Records supplied.
►
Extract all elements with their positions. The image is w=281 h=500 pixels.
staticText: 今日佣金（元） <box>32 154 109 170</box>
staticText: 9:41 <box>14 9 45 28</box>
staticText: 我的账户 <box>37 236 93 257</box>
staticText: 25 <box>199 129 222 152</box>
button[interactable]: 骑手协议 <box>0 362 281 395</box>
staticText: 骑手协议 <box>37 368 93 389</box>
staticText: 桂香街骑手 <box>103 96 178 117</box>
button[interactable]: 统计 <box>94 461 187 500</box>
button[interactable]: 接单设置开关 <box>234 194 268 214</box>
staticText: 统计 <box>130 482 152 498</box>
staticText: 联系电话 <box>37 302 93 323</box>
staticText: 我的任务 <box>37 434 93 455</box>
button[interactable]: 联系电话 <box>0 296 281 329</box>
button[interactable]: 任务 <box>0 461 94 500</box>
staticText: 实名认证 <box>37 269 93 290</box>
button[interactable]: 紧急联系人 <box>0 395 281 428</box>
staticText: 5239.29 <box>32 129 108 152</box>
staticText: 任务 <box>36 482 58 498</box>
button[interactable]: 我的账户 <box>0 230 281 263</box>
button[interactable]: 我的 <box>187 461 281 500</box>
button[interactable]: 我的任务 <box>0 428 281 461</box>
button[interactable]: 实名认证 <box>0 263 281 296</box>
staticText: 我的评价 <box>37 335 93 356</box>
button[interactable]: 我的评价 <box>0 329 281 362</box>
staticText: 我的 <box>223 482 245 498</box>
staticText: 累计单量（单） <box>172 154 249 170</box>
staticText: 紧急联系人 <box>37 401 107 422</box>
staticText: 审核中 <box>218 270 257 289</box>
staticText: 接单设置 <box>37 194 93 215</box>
◄
►
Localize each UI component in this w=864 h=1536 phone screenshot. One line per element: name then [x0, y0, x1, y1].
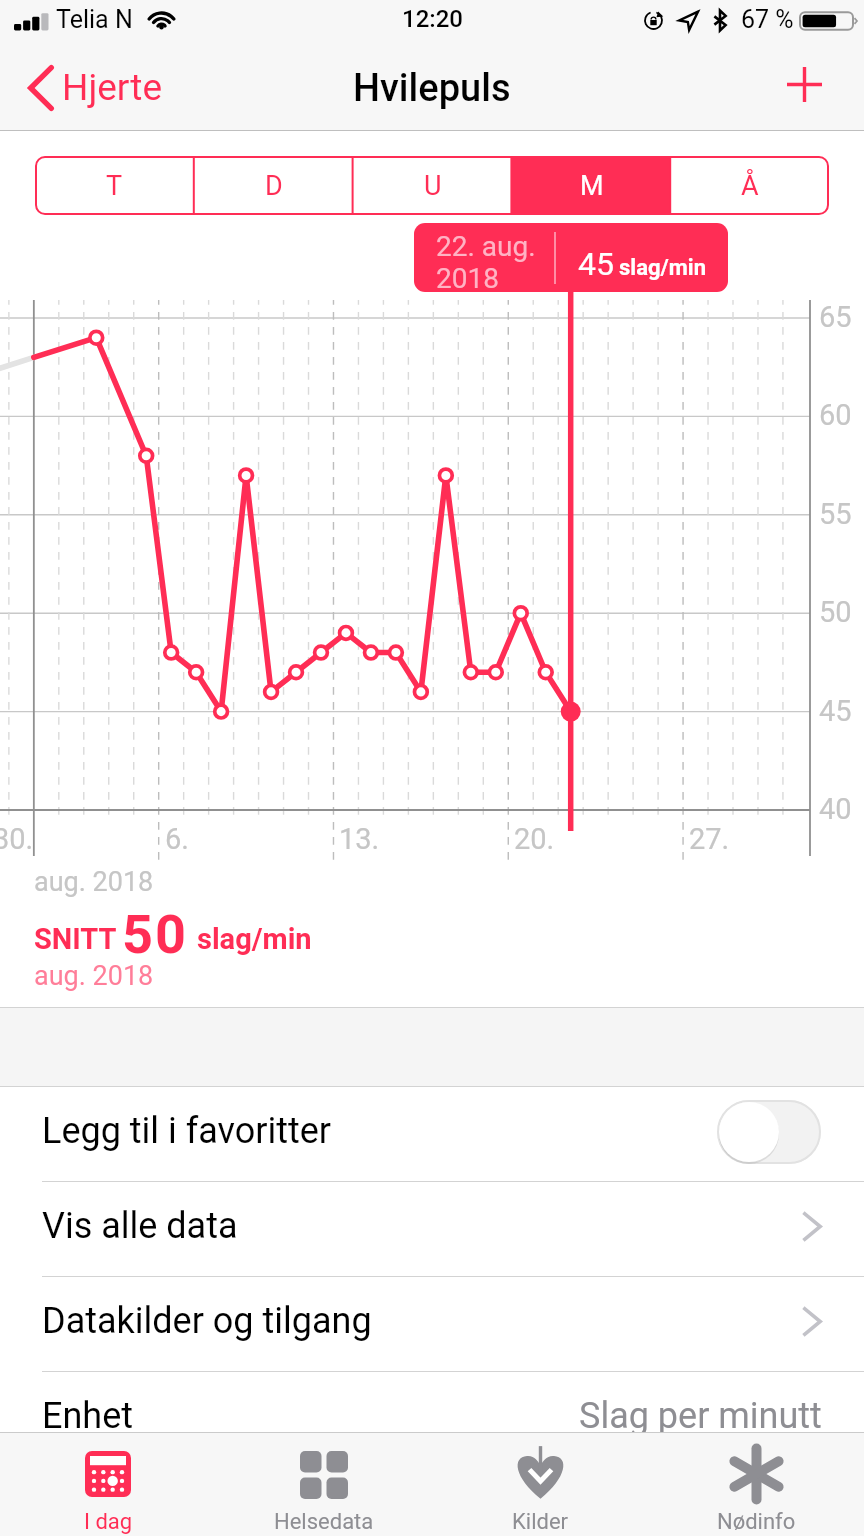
◄
►
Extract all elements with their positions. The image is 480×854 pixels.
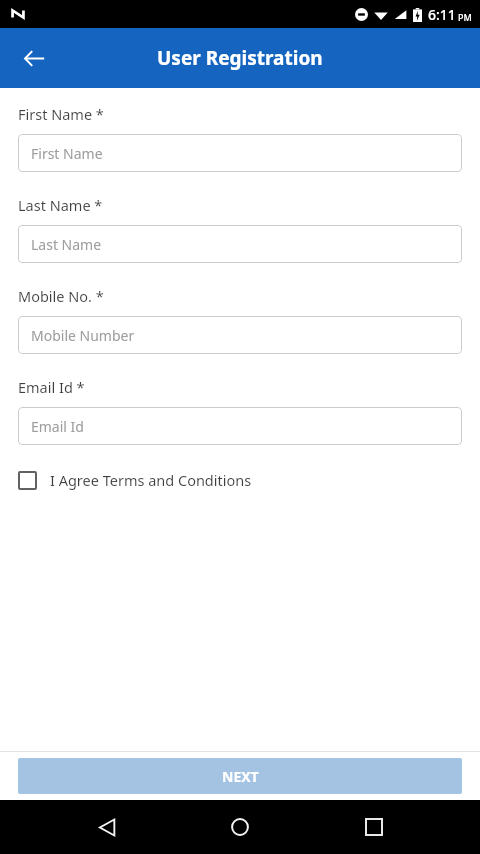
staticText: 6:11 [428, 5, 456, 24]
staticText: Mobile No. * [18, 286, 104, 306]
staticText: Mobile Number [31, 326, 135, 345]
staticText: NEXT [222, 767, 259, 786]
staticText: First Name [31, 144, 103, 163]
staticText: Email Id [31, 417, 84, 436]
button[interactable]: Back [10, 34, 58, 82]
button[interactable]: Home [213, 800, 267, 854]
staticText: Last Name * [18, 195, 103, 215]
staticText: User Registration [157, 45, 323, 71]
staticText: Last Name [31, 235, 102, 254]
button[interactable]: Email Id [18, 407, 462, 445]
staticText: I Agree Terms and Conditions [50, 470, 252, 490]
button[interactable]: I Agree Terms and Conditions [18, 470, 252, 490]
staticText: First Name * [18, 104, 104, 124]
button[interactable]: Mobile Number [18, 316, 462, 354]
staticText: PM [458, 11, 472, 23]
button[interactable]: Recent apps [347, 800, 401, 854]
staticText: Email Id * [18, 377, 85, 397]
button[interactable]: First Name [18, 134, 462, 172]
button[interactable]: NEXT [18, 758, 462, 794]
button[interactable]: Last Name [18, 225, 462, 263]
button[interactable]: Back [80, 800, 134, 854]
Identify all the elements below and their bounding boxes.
◄
Copy the records between the line containing "Extract all elements with their positions. The image is w=281" and the line containing "staticText: 统计 <box>130 482 152 498</box>", inclusive, with nothing changed.

Problem solution.
Extract all elements with their positions. The image is w=281 h=500 pixels.
staticText: 今日佣金（元） <box>32 154 109 170</box>
staticText: 9:41 <box>14 9 45 28</box>
staticText: 我的账户 <box>37 236 93 257</box>
staticText: 25 <box>199 129 222 152</box>
button[interactable]: 骑手协议 <box>0 362 281 395</box>
staticText: 骑手协议 <box>37 368 93 389</box>
staticText: 桂香街骑手 <box>103 96 178 117</box>
button[interactable]: 统计 <box>94 461 187 500</box>
button[interactable]: 接单设置开关 <box>234 194 268 214</box>
staticText: 统计 <box>130 482 152 498</box>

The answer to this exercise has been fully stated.